Description of the task — Please extract every line of each item below and reproduce it without any change. Leave the pictures out of your answer.

(Data extracted from a collection)

BEGIN

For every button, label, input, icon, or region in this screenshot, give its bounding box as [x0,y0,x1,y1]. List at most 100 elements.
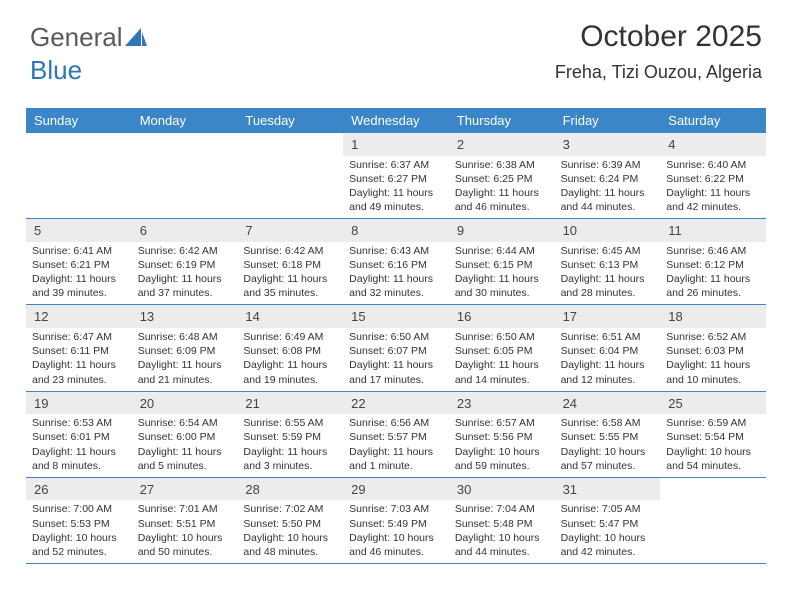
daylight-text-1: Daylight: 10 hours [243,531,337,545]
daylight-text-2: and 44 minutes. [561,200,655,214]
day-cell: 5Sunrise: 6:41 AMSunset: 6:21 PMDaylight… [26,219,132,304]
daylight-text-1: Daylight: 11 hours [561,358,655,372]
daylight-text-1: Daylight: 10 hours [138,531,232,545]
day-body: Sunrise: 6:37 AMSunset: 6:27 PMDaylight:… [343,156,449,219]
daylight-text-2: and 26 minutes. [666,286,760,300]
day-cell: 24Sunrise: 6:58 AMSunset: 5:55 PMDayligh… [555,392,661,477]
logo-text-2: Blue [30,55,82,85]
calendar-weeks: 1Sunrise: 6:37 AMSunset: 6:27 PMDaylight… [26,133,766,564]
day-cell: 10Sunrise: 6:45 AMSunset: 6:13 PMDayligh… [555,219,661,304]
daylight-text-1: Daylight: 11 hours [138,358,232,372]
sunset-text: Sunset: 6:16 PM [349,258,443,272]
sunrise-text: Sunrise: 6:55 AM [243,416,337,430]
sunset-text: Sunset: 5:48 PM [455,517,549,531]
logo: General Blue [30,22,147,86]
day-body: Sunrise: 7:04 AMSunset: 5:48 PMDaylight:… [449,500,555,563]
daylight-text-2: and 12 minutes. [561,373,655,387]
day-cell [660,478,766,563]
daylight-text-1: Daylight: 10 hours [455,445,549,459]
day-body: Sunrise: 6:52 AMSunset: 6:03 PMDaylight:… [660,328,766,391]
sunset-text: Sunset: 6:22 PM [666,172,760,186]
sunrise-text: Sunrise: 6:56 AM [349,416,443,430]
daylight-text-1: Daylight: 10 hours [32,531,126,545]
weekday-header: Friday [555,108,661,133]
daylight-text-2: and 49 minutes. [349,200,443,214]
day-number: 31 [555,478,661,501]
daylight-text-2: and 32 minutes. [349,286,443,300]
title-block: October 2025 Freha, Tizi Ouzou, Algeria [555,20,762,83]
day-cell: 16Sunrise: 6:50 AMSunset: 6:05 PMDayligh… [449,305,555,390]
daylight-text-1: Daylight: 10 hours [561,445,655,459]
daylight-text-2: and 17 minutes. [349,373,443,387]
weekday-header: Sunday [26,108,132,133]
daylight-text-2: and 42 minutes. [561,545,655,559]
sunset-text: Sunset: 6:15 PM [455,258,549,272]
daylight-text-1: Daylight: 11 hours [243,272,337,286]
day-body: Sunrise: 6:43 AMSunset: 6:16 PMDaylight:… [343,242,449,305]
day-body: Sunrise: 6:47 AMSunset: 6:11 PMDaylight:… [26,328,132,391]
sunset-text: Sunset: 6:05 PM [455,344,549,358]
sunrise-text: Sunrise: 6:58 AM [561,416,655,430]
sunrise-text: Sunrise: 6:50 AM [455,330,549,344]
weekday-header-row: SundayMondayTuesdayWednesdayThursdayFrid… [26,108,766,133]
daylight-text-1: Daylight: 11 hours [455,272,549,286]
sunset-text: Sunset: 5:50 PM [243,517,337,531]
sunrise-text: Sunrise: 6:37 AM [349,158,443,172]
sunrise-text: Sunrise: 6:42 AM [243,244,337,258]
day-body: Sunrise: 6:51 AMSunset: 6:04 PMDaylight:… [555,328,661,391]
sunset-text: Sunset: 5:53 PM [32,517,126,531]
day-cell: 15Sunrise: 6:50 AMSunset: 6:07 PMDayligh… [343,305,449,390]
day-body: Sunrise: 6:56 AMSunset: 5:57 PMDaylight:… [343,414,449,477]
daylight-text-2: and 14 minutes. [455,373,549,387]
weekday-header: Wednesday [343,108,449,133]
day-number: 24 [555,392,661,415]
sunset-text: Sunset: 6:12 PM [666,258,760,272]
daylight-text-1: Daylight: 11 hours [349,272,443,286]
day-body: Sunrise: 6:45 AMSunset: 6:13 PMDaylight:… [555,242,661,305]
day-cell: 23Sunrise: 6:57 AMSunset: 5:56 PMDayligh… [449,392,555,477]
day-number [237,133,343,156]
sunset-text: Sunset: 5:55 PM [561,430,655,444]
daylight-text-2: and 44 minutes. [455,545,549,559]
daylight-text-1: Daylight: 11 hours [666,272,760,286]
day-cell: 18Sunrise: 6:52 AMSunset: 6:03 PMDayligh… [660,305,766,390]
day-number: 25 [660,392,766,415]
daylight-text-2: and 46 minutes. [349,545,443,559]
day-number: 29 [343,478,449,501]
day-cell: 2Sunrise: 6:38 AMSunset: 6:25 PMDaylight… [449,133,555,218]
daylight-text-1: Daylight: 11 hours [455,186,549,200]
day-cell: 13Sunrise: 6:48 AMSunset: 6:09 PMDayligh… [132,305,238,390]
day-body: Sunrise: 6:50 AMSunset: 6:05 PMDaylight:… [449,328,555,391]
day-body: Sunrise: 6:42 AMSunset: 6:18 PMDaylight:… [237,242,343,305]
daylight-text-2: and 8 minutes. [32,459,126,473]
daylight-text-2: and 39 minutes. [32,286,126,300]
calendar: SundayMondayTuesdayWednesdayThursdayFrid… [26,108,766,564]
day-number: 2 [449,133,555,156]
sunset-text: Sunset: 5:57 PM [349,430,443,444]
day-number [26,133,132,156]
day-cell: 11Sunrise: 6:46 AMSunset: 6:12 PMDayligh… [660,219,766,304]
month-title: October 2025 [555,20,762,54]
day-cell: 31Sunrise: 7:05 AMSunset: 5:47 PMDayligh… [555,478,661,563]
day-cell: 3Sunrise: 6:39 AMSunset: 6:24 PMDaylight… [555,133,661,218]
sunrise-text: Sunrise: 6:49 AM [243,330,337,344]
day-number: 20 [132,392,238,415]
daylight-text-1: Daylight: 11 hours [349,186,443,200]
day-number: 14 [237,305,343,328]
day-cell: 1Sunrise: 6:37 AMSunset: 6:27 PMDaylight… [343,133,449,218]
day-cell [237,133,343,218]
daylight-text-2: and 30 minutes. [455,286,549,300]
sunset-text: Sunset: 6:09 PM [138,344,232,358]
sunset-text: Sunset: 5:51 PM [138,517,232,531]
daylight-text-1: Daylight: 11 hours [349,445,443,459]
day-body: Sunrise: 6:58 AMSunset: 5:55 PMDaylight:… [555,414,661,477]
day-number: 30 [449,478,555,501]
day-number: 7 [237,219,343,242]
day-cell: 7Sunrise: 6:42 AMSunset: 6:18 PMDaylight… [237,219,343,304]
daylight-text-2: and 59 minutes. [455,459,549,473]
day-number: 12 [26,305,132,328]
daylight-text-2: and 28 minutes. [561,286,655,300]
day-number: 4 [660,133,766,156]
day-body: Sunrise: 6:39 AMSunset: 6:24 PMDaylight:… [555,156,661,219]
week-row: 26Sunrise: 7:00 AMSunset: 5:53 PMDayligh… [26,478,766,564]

END

Solution to the problem —
For every button, label, input, icon, or region in this screenshot, give its bounding box as [x0,y0,x1,y1]. List at most 100 elements.
daylight-text-1: Daylight: 10 hours [243,531,337,545]
daylight-text-2: and 44 minutes. [561,200,655,214]
day-cell: 5Sunrise: 6:41 AMSunset: 6:21 PMDaylight… [26,219,132,304]
daylight-text-1: Daylight: 11 hours [561,358,655,372]
daylight-text-1: Daylight: 10 hours [138,531,232,545]
day-body: Sunrise: 6:37 AMSunset: 6:27 PMDaylight:… [343,156,449,219]
daylight-text-2: and 26 minutes. [666,286,760,300]
day-cell: 24Sunrise: 6:58 AMSunset: 5:55 PMDayligh… [555,392,661,477]
logo-text-2: Blue [30,55,82,85]
calendar-weeks: 1Sunrise: 6:37 AMSunset: 6:27 PMDaylight… [26,133,766,564]
day-cell: 10Sunrise: 6:45 AMSunset: 6:13 PMDayligh… [555,219,661,304]
daylight-text-1: Daylight: 11 hours [138,358,232,372]
sunset-text: Sunset: 6:16 PM [349,258,443,272]
sunrise-text: Sunrise: 6:55 AM [243,416,337,430]
sunset-text: Sunset: 5:48 PM [455,517,549,531]
logo: General Blue [30,22,147,86]
day-body: Sunrise: 7:04 AMSunset: 5:48 PMDaylight:… [449,500,555,563]
daylight-text-2: and 12 minutes. [561,373,655,387]
day-cell [660,478,766,563]
daylight-text-1: Daylight: 10 hours [455,445,549,459]
day-body: Sunrise: 6:52 AMSunset: 6:03 PMDaylight:… [660,328,766,391]
sunset-text: Sunset: 6:22 PM [666,172,760,186]
sunrise-text: Sunrise: 6:56 AM [349,416,443,430]
daylight-text-1: Daylight: 10 hours [32,531,126,545]
weekday-header: Friday [555,108,661,133]
daylight-text-2: and 49 minutes. [349,200,443,214]
day-number: 31 [555,478,661,501]
daylight-text-2: and 32 minutes. [349,286,443,300]
title-block: October 2025 Freha, Tizi Ouzou, Algeria [555,20,762,83]
day-cell: 16Sunrise: 6:50 AMSunset: 6:05 PMDayligh… [449,305,555,390]
daylight-text-1: Daylight: 10 hours [561,445,655,459]
daylight-text-2: and 17 minutes. [349,373,443,387]
weekday-header: Sunday [26,108,132,133]
daylight-text-2: and 42 minutes. [561,545,655,559]
sunset-text: Sunset: 6:15 PM [455,258,549,272]
daylight-text-1: Daylight: 11 hours [243,272,337,286]
day-body: Sunrise: 6:43 AMSunset: 6:16 PMDaylight:… [343,242,449,305]
day-body: Sunrise: 6:47 AMSunset: 6:11 PMDaylight:… [26,328,132,391]
sunset-text: Sunset: 6:05 PM [455,344,549,358]
sunrise-text: Sunrise: 6:58 AM [561,416,655,430]
sunrise-text: Sunrise: 6:50 AM [455,330,549,344]
weekday-header-row: SundayMondayTuesdayWednesdayThursdayFrid… [26,108,766,133]
daylight-text-1: Daylight: 11 hours [455,272,549,286]
sunset-text: Sunset: 5:50 PM [243,517,337,531]
sunrise-text: Sunrise: 6:37 AM [349,158,443,172]
sunrise-text: Sunrise: 6:42 AM [243,244,337,258]
day-body: Sunrise: 6:51 AMSunset: 6:04 PMDaylight:… [555,328,661,391]
sunset-text: Sunset: 5:53 PM [32,517,126,531]
day-cell: 15Sunrise: 6:50 AMSunset: 6:07 PMDayligh… [343,305,449,390]
day-body: Sunrise: 6:56 AMSunset: 5:57 PMDaylight:… [343,414,449,477]
daylight-text-2: and 14 minutes. [455,373,549,387]
weekday-header: Wednesday [343,108,449,133]
day-number: 24 [555,392,661,415]
sunset-text: Sunset: 6:12 PM [666,258,760,272]
daylight-text-1: Daylight: 11 hours [349,272,443,286]
day-body: Sunrise: 6:45 AMSunset: 6:13 PMDaylight:… [555,242,661,305]
day-cell: 23Sunrise: 6:57 AMSunset: 5:56 PMDayligh… [449,392,555,477]
day-number [237,133,343,156]
sunset-text: Sunset: 5:55 PM [561,430,655,444]
daylight-text-2: and 44 minutes. [455,545,549,559]
daylight-text-1: Daylight: 11 hours [666,272,760,286]
day-cell: 18Sunrise: 6:52 AMSunset: 6:03 PMDayligh… [660,305,766,390]
day-number: 25 [660,392,766,415]
daylight-text-2: and 46 minutes. [349,545,443,559]
day-number: 29 [343,478,449,501]
day-cell: 2Sunrise: 6:38 AMSunset: 6:25 PMDaylight… [449,133,555,218]
daylight-text-1: Daylight: 11 hours [455,186,549,200]
day-cell: 13Sunrise: 6:48 AMSunset: 6:09 PMDayligh… [132,305,238,390]
day-body: Sunrise: 6:50 AMSunset: 6:05 PMDaylight:… [449,328,555,391]
day-body: Sunrise: 6:42 AMSunset: 6:18 PMDaylight:… [237,242,343,305]
daylight-text-2: and 8 minutes. [32,459,126,473]
daylight-text-2: and 39 minutes. [32,286,126,300]
calendar: SundayMondayTuesdayWednesdayThursdayFrid… [26,108,766,564]
day-number: 2 [449,133,555,156]
sunset-text: Sunset: 5:57 PM [349,430,443,444]
day-number [26,133,132,156]
day-cell: 11Sunrise: 6:46 AMSunset: 6:12 PMDayligh… [660,219,766,304]
month-title: October 2025 [555,20,762,54]
day-cell: 31Sunrise: 7:05 AMSunset: 5:47 PMDayligh… [555,478,661,563]
day-cell: 3Sunrise: 6:39 AMSunset: 6:24 PMDaylight… [555,133,661,218]
sunrise-text: Sunrise: 6:49 AM [243,330,337,344]
day-number: 20 [132,392,238,415]
daylight-text-1: Daylight: 11 hours [349,186,443,200]
day-number: 14 [237,305,343,328]
day-cell: 1Sunrise: 6:37 AMSunset: 6:27 PMDaylight… [343,133,449,218]
day-cell [237,133,343,218]
daylight-text-2: and 30 minutes. [455,286,549,300]
sunset-text: Sunset: 6:09 PM [138,344,232,358]
sunset-text: Sunset: 5:51 PM [138,517,232,531]
daylight-text-1: Daylight: 11 hours [349,445,443,459]
day-body: Sunrise: 6:58 AMSunset: 5:55 PMDaylight:… [555,414,661,477]
day-number: 30 [449,478,555,501]
day-number: 7 [237,219,343,242]
day-cell: 7Sunrise: 6:42 AMSunset: 6:18 PMDaylight… [237,219,343,304]
daylight-text-2: and 59 minutes. [455,459,549,473]
day-number: 12 [26,305,132,328]
daylight-text-2: and 28 minutes. [561,286,655,300]
day-number: 4 [660,133,766,156]
day-body: Sunrise: 6:39 AMSunset: 6:24 PMDaylight:… [555,156,661,219]
week-row: 26Sunrise: 7:00 AMSunset: 5:53 PMDayligh… [26,478,766,564]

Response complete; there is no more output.